— START Records supplied —

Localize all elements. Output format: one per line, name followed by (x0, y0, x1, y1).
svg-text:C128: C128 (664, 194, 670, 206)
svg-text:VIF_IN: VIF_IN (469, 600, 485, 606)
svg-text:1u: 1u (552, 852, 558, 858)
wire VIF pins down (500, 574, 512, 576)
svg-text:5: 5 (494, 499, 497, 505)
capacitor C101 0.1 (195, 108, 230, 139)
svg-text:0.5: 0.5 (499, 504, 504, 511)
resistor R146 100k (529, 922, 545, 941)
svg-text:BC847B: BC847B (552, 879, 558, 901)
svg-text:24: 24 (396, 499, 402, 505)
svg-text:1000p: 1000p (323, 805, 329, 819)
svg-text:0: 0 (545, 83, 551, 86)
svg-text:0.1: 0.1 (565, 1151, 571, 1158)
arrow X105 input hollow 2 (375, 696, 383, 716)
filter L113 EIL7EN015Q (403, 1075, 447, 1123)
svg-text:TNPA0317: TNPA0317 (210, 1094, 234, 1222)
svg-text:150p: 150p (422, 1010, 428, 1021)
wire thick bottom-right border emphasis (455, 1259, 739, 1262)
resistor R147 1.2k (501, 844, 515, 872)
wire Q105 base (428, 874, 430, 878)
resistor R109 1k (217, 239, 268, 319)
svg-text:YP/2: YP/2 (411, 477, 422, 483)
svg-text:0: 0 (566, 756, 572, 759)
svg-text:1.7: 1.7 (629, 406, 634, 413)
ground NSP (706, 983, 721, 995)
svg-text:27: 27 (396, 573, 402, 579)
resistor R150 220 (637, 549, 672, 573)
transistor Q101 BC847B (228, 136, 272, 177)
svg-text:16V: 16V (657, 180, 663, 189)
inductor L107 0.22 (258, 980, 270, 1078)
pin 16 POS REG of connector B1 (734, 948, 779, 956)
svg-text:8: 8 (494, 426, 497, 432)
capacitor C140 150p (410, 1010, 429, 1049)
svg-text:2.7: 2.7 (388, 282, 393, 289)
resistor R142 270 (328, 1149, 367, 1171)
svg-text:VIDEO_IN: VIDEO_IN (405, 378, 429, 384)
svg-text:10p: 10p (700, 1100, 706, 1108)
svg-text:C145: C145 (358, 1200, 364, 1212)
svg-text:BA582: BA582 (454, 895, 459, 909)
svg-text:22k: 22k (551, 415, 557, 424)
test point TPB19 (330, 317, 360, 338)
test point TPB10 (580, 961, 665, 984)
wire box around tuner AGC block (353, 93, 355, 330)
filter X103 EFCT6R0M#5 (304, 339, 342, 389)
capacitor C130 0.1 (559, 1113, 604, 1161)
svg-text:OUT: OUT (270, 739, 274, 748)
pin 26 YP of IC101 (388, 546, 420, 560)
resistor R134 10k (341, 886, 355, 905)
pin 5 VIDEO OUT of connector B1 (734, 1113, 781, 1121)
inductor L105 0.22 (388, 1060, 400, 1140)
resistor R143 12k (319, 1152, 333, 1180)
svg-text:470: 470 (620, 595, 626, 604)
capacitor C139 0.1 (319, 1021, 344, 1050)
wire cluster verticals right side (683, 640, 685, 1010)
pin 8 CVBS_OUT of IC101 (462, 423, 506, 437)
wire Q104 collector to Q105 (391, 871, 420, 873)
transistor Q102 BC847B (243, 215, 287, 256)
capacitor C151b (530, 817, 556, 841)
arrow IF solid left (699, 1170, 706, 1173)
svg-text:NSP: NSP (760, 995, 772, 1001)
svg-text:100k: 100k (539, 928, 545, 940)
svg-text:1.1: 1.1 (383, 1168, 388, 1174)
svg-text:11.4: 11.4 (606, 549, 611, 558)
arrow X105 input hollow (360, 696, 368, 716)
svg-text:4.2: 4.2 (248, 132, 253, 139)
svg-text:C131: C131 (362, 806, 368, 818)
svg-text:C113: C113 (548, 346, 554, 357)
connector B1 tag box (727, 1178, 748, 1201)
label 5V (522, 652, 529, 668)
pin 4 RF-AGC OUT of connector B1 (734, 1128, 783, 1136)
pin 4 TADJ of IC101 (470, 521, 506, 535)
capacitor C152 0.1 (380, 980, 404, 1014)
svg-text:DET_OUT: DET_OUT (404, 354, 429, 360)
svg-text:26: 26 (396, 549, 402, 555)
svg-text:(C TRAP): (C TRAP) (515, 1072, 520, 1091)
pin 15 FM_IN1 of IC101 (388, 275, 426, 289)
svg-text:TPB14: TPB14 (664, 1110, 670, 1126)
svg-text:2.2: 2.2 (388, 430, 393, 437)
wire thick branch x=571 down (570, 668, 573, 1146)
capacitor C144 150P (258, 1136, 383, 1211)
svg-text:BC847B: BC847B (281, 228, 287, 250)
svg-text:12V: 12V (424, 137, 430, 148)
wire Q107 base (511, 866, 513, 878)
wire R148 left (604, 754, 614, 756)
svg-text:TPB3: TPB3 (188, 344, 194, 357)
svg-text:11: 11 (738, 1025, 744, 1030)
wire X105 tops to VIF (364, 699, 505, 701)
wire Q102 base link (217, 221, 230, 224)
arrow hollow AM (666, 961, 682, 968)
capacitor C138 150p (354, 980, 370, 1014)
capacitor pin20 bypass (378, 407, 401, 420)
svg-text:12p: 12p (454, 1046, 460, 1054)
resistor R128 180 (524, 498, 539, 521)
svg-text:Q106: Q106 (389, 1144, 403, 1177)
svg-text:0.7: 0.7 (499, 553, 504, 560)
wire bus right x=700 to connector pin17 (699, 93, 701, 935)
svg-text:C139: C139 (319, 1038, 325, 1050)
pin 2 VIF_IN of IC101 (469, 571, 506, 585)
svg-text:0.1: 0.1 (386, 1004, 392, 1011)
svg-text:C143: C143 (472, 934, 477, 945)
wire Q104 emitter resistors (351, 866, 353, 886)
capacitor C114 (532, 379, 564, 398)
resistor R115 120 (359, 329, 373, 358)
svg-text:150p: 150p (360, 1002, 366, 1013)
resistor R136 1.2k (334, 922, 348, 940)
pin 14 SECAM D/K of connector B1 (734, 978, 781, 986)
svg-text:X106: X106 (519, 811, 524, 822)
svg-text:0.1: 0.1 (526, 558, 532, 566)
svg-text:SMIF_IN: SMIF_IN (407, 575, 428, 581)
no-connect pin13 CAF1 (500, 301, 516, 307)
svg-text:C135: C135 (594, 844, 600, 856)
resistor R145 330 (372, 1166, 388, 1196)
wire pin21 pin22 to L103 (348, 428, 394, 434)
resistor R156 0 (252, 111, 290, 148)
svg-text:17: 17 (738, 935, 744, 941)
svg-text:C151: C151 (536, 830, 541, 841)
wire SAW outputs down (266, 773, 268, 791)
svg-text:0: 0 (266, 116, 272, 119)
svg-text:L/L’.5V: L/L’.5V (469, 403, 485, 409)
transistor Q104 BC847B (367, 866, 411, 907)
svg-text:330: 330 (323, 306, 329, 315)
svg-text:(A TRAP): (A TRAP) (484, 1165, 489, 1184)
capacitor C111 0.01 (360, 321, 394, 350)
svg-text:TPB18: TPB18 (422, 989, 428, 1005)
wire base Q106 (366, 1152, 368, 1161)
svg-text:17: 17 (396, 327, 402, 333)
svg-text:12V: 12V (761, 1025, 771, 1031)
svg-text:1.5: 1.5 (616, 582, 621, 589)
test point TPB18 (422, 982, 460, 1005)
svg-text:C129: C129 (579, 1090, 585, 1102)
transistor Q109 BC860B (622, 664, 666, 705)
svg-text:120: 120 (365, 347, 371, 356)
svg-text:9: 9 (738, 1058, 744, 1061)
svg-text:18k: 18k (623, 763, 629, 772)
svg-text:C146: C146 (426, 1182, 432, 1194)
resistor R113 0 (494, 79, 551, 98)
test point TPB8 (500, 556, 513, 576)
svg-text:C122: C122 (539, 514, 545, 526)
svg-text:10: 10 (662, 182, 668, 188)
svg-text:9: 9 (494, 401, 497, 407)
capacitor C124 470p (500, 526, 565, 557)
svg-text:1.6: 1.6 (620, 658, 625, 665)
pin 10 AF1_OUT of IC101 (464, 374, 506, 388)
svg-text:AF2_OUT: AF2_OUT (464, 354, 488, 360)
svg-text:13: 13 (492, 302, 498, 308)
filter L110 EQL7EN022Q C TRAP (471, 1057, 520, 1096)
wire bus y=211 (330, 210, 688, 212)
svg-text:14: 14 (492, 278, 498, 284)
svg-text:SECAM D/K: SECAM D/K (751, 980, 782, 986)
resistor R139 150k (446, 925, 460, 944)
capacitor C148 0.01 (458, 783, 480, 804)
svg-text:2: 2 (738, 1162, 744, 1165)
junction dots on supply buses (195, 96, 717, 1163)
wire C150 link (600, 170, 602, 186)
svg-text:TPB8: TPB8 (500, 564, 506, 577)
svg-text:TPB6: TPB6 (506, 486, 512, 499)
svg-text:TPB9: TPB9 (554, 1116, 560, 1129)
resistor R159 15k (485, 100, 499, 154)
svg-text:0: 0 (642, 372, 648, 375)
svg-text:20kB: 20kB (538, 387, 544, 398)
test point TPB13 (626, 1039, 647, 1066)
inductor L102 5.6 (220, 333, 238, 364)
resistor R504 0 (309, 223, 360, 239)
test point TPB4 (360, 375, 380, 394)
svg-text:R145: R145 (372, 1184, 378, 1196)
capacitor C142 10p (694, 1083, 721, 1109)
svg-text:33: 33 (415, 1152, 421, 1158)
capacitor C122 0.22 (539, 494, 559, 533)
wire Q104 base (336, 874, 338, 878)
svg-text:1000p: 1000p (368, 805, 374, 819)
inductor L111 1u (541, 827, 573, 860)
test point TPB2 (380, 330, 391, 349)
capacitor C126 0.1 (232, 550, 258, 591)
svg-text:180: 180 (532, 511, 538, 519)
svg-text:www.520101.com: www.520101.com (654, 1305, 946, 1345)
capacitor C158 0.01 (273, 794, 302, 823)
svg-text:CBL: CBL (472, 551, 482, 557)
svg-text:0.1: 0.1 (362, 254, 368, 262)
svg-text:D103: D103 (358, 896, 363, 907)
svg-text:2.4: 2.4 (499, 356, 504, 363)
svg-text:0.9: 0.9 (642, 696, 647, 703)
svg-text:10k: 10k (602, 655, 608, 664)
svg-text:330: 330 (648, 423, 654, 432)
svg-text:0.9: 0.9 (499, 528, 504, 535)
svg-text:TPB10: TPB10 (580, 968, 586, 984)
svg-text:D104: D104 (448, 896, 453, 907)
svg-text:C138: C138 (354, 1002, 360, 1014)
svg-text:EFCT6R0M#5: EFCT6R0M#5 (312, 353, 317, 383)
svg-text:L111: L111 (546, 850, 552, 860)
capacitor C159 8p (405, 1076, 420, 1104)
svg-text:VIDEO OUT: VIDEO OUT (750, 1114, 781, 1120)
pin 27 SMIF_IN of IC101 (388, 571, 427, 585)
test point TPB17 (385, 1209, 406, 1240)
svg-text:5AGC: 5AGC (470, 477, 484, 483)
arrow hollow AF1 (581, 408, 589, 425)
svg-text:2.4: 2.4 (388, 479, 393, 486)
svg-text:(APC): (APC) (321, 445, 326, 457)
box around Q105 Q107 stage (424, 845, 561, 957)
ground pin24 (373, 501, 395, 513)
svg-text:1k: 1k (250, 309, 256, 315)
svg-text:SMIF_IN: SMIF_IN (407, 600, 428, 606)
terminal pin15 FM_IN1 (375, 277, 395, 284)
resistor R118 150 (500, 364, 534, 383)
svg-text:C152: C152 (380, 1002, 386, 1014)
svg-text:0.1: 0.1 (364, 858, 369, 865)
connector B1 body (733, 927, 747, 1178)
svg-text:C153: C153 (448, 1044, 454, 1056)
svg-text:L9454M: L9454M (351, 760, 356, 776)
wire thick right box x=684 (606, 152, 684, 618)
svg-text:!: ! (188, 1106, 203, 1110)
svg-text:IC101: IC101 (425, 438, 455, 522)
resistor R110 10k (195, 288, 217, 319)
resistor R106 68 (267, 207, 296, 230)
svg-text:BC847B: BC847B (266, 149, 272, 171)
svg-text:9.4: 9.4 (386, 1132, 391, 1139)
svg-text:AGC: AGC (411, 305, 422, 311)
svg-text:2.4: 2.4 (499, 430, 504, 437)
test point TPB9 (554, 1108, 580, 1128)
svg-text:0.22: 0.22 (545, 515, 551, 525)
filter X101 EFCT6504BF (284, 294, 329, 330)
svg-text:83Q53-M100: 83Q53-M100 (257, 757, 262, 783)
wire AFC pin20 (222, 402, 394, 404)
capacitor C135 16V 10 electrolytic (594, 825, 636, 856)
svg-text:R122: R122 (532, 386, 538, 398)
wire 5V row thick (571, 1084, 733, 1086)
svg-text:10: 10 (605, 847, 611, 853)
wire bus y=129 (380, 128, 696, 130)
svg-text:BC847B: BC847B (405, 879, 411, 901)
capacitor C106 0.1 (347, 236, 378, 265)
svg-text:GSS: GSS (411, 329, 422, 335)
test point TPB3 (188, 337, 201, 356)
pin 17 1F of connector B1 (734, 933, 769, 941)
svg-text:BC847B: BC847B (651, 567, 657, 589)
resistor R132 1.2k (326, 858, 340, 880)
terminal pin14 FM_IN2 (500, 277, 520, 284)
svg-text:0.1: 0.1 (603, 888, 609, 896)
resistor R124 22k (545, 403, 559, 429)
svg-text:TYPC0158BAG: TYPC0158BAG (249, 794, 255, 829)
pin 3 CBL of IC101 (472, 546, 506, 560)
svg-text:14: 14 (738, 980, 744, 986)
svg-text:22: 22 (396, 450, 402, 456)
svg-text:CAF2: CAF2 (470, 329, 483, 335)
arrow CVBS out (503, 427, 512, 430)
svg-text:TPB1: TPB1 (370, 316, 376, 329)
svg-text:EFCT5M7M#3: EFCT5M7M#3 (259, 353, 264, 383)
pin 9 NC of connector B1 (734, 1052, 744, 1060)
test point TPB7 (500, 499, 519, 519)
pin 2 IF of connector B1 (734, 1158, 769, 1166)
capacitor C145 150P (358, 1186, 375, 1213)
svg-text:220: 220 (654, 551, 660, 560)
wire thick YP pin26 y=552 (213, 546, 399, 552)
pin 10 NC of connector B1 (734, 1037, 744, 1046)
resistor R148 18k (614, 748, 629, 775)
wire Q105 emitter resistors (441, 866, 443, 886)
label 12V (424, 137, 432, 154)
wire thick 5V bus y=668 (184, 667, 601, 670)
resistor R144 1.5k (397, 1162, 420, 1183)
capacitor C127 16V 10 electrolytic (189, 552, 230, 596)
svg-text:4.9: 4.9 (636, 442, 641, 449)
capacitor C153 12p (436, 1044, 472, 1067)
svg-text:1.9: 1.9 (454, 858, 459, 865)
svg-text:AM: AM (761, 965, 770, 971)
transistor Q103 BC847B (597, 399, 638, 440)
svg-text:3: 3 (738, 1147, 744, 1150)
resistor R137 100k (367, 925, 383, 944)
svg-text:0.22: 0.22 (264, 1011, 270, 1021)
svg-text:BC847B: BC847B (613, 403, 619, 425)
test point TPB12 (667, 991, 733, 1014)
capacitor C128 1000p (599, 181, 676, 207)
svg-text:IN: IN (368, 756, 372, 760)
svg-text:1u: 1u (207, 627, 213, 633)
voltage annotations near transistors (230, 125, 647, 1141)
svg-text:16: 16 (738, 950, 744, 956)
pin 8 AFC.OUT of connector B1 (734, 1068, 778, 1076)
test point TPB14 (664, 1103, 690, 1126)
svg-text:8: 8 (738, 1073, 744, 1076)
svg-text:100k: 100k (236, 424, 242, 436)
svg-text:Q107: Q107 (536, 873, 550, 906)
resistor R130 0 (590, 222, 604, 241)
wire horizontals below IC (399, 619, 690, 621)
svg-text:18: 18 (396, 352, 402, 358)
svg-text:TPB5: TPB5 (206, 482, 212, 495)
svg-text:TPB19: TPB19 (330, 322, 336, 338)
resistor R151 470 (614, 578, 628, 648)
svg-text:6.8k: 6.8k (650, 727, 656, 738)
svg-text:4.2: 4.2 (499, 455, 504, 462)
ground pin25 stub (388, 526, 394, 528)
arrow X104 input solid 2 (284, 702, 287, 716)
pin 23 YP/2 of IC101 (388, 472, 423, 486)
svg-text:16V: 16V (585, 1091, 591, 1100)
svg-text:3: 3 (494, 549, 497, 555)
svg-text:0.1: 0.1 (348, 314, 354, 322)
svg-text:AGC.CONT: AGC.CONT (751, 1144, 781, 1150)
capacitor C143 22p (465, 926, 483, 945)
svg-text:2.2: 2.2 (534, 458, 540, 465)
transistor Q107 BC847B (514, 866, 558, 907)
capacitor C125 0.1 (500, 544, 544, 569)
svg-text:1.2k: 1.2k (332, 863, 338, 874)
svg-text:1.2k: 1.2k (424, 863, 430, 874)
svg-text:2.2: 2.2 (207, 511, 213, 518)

— END Records supplied —

**Exercise**
Pull out each line of the records that contains the string "resistors" and copy it.

**Written reply**
wire Q104 emitter resistors (351, 866, 353, 886)
wire Q105 emitter resistors (441, 866, 443, 886)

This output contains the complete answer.